→ GIVEN REQUEST:
Repeat the whole listing exactly as written.

◇ ◇ ◇ ◇

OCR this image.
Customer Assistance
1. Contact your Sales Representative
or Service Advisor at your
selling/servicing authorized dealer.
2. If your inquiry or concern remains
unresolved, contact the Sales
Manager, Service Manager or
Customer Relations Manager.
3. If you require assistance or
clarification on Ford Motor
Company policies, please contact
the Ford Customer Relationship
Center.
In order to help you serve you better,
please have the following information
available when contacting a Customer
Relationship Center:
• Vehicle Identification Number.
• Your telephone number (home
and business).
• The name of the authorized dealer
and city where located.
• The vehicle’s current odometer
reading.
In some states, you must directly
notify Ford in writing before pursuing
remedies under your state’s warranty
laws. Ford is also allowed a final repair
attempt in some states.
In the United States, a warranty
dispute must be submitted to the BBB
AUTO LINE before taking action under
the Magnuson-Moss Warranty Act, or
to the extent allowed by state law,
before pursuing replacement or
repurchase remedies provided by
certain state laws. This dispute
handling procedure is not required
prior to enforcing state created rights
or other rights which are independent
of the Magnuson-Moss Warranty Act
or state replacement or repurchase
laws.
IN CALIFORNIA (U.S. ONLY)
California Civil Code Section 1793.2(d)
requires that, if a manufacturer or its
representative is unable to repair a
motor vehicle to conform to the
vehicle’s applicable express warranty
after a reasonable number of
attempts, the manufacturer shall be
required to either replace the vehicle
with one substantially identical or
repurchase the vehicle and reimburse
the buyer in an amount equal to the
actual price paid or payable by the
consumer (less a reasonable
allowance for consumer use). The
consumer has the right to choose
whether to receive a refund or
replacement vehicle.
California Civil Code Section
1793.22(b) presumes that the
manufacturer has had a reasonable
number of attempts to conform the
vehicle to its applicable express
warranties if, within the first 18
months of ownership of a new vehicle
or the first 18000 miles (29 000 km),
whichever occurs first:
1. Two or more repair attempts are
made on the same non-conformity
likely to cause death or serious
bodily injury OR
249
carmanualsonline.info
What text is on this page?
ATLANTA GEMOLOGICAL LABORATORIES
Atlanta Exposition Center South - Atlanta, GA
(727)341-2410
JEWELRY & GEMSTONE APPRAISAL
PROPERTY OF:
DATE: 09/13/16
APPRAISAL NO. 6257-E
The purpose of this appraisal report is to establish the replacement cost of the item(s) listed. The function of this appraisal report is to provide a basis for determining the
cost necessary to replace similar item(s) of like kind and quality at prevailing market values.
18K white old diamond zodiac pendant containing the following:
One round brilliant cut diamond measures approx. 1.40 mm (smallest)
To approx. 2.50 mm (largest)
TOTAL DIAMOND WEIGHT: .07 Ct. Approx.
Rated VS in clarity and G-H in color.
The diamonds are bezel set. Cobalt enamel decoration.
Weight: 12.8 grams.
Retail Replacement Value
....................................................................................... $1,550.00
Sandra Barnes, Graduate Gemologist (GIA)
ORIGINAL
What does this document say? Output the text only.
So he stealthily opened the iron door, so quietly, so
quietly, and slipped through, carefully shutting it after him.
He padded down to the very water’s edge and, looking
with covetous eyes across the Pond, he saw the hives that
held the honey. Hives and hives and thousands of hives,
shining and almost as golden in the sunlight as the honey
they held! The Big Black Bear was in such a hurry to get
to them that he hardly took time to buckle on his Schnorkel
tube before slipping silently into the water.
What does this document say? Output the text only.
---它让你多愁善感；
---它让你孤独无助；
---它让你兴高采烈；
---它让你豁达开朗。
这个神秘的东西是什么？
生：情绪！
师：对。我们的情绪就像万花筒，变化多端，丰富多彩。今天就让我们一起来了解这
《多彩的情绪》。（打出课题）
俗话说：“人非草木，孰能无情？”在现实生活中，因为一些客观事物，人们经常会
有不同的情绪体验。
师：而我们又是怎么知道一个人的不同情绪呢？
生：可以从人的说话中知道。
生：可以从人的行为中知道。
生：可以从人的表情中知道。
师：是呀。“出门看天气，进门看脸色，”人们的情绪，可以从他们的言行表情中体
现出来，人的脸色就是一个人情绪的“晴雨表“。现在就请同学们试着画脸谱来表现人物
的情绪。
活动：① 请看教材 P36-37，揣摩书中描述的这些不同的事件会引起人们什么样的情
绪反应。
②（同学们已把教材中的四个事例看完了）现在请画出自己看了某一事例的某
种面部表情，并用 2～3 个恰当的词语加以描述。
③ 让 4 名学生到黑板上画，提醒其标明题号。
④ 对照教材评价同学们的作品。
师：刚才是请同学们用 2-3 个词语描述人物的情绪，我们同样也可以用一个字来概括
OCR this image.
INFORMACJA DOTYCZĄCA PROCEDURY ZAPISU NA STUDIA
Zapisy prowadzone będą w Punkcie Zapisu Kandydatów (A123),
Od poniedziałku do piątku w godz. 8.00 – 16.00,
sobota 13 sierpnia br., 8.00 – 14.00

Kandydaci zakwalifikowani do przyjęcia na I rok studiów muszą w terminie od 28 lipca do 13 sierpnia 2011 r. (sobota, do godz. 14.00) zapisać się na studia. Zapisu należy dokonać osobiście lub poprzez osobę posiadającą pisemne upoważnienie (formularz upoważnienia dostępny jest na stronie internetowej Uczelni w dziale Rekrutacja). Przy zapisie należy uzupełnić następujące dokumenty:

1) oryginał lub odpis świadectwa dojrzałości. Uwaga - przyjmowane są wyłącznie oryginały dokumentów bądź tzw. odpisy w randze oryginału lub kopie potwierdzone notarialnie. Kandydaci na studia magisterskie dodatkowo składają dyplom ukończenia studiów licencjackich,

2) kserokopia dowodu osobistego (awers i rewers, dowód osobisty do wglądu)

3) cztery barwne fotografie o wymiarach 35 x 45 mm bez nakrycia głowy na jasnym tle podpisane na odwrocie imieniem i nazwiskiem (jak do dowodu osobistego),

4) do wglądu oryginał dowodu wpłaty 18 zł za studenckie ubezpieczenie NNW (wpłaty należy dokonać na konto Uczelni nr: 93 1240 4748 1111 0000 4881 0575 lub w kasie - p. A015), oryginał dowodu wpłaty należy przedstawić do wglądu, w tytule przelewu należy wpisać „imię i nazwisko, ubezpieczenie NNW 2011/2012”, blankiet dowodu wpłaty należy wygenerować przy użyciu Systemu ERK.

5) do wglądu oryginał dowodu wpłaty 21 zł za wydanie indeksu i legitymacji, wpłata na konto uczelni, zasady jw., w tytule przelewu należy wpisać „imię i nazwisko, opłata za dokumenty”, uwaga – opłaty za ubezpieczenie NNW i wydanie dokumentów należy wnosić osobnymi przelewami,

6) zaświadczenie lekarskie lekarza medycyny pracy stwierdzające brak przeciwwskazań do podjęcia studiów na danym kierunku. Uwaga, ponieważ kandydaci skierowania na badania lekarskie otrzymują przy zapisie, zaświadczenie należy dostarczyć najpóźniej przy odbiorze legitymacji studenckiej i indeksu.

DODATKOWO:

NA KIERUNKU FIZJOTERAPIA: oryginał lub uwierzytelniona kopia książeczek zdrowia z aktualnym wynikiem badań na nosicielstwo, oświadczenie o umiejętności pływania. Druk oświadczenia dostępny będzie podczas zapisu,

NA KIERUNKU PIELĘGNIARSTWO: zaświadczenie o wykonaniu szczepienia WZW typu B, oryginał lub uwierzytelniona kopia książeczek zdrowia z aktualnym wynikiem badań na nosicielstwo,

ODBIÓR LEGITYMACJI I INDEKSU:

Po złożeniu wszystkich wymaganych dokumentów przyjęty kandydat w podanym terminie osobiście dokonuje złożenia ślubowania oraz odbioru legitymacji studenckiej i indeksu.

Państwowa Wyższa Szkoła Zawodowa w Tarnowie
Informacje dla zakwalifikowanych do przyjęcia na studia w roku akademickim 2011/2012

◇ ◇ ◇ ◇

→ THE REPLY:
OCR this image.
Customer Assistance
1. Contact your Sales Representative
or Service Advisor at your
selling/servicing authorized dealer.
2. If your inquiry or concern remains
unresolved, contact the Sales
Manager, Service Manager or
Customer Relations Manager.
3. If you require assistance or
clarification on Ford Motor
Company policies, please contact
the Ford Customer Relationship
Center.
In order to help you serve you better,
please have the following information
available when contacting a Customer
Relationship Center:
• Vehicle Identification Number.
• Your telephone number (home
and business).
• The name of the authorized dealer
and city where located.
• The vehicle’s current odometer
reading.
In some states, you must directly
notify Ford in writing before pursuing
remedies under your state’s warranty
laws. Ford is also allowed a final repair
attempt in some states.
In the United States, a warranty
dispute must be submitted to the BBB
AUTO LINE before taking action under
the Magnuson-Moss Warranty Act, or
to the extent allowed by state law,
before pursuing replacement or
repurchase remedies provided by
certain state laws. This dispute
handling procedure is not required
prior to enforcing state created rights
or other rights which are independent
of the Magnuson-Moss Warranty Act
or state replacement or repurchase
laws.
IN CALIFORNIA (U.S. ONLY)
California Civil Code Section 1793.2(d)
requires that, if a manufacturer or its
representative is unable to repair a
motor vehicle to conform to the
vehicle’s applicable express warranty
after a reasonable number of
attempts, the manufacturer shall be
required to either replace the vehicle
with one substantially identical or
repurchase the vehicle and reimburse
the buyer in an amount equal to the
actual price paid or payable by the
consumer (less a reasonable
allowance for consumer use). The
consumer has the right to choose
whether to receive a refund or
replacement vehicle.
California Civil Code Section
1793.22(b) presumes that the
manufacturer has had a reasonable
number of attempts to conform the
vehicle to its applicable express
warranties if, within the first 18
months of ownership of a new vehicle
or the first 18000 miles (29 000 km),
whichever occurs first:
1. Two or more repair attempts are
made on the same non-conformity
likely to cause death or serious
bodily injury OR
249
carmanualsonline.info
What text is on this page?
ATLANTA GEMOLOGICAL LABORATORIES
Atlanta Exposition Center South - Atlanta, GA
(727)341-2410
JEWELRY & GEMSTONE APPRAISAL
PROPERTY OF:
DATE: 09/13/16
APPRAISAL NO. 6257-E
The purpose of this appraisal report is to establish the replacement cost of the item(s) listed. The function of this appraisal report is to provide a basis for determining the
cost necessary to replace similar item(s) of like kind and quality at prevailing market values.
18K white old diamond zodiac pendant containing the following:
One round brilliant cut diamond measures approx. 1.40 mm (smallest)
To approx. 2.50 mm (largest)
TOTAL DIAMOND WEIGHT: .07 Ct. Approx.
Rated VS in clarity and G-H in color.
The diamonds are bezel set. Cobalt enamel decoration.
Weight: 12.8 grams.
Retail Replacement Value
....................................................................................... $1,550.00
Sandra Barnes, Graduate Gemologist (GIA)
ORIGINAL
What does this document say? Output the text only.
So he stealthily opened the iron door, so quietly, so
quietly, and slipped through, carefully shutting it after him.
He padded down to the very water’s edge and, looking
with covetous eyes across the Pond, he saw the hives that
held the honey. Hives and hives and thousands of hives,
shining and almost as golden in the sunlight as the honey
they held! The Big Black Bear was in such a hurry to get
to them that he hardly took time to buckle on his Schnorkel
tube before slipping silently into the water.
What does this document say? Output the text only.
---它让你多愁善感；
---它让你孤独无助；
---它让你兴高采烈；
---它让你豁达开朗。
这个神秘的东西是什么？
生：情绪！
师：对。我们的情绪就像万花筒，变化多端，丰富多彩。今天就让我们一起来了解这
《多彩的情绪》。（打出课题）
俗话说：“人非草木，孰能无情？”在现实生活中，因为一些客观事物，人们经常会
有不同的情绪体验。
师：而我们又是怎么知道一个人的不同情绪呢？
生：可以从人的说话中知道。
生：可以从人的行为中知道。
生：可以从人的表情中知道。
师：是呀。“出门看天气，进门看脸色，”人们的情绪，可以从他们的言行表情中体
现出来，人的脸色就是一个人情绪的“晴雨表“。现在就请同学们试着画脸谱来表现人物
的情绪。
活动：① 请看教材 P36-37，揣摩书中描述的这些不同的事件会引起人们什么样的情
绪反应。
②（同学们已把教材中的四个事例看完了）现在请画出自己看了某一事例的某
种面部表情，并用 2～3 个恰当的词语加以描述。
③ 让 4 名学生到黑板上画，提醒其标明题号。
④ 对照教材评价同学们的作品。
师：刚才是请同学们用 2-3 个词语描述人物的情绪，我们同样也可以用一个字来概括
OCR this image.
INFORMACJA DOTYCZĄCA PROCEDURY ZAPISU NA STUDIA
Zapisy prowadzone będą w Punkcie Zapisu Kandydatów (A123),
Od poniedziałku do piątku w godz. 8.00 – 16.00,
sobota 13 sierpnia br., 8.00 – 14.00

Kandydaci zakwalifikowani do przyjęcia na I rok studiów muszą w terminie od 28 lipca do 13 sierpnia 2011 r. (sobota, do godz. 14.00) zapisać się na studia. Zapisu należy dokonać osobiście lub poprzez osobę posiadającą pisemne upoważnienie (formularz upoważnienia dostępny jest na stronie internetowej Uczelni w dziale Rekrutacja). Przy zapisie należy uzupełnić następujące dokumenty:

1) oryginał lub odpis świadectwa dojrzałości. Uwaga - przyjmowane są wyłącznie oryginały dokumentów bądź tzw. odpisy w randze oryginału lub kopie potwierdzone notarialnie. Kandydaci na studia magisterskie dodatkowo składają dyplom ukończenia studiów licencjackich,

2) kserokopia dowodu osobistego (awers i rewers, dowód osobisty do wglądu)

3) cztery barwne fotografie o wymiarach 35 x 45 mm bez nakrycia głowy na jasnym tle podpisane na odwrocie imieniem i nazwiskiem (jak do dowodu osobistego),

4) do wglądu oryginał dowodu wpłaty 18 zł za studenckie ubezpieczenie NNW (wpłaty należy dokonać na konto Uczelni nr: 93 1240 4748 1111 0000 4881 0575 lub w kasie - p. A015), oryginał dowodu wpłaty należy przedstawić do wglądu, w tytule przelewu należy wpisać „imię i nazwisko, ubezpieczenie NNW 2011/2012”, blankiet dowodu wpłaty należy wygenerować przy użyciu Systemu ERK.

5) do wglądu oryginał dowodu wpłaty 21 zł za wydanie indeksu i legitymacji, wpłata na konto uczelni, zasady jw., w tytule przelewu należy wpisać „imię i nazwisko, opłata za dokumenty”, uwaga – opłaty za ubezpieczenie NNW i wydanie dokumentów należy wnosić osobnymi przelewami,

6) zaświadczenie lekarskie lekarza medycyny pracy stwierdzające brak przeciwwskazań do podjęcia studiów na danym kierunku. Uwaga, ponieważ kandydaci skierowania na badania lekarskie otrzymują przy zapisie, zaświadczenie należy dostarczyć najpóźniej przy odbiorze legitymacji studenckiej i indeksu.

DODATKOWO:

NA KIERUNKU FIZJOTERAPIA: oryginał lub uwierzytelniona kopia książeczek zdrowia z aktualnym wynikiem badań na nosicielstwo, oświadczenie o umiejętności pływania. Druk oświadczenia dostępny będzie podczas zapisu,

NA KIERUNKU PIELĘGNIARSTWO: zaświadczenie o wykonaniu szczepienia WZW typu B, oryginał lub uwierzytelniona kopia książeczek zdrowia z aktualnym wynikiem badań na nosicielstwo,

ODBIÓR LEGITYMACJI I INDEKSU:

Po złożeniu wszystkich wymaganych dokumentów przyjęty kandydat w podanym terminie osobiście dokonuje złożenia ślubowania oraz odbioru legitymacji studenckiej i indeksu.

Państwowa Wyższa Szkoła Zawodowa w Tarnowie
Informacje dla zakwalifikowanych do przyjęcia na studia w roku akademickim 2011/2012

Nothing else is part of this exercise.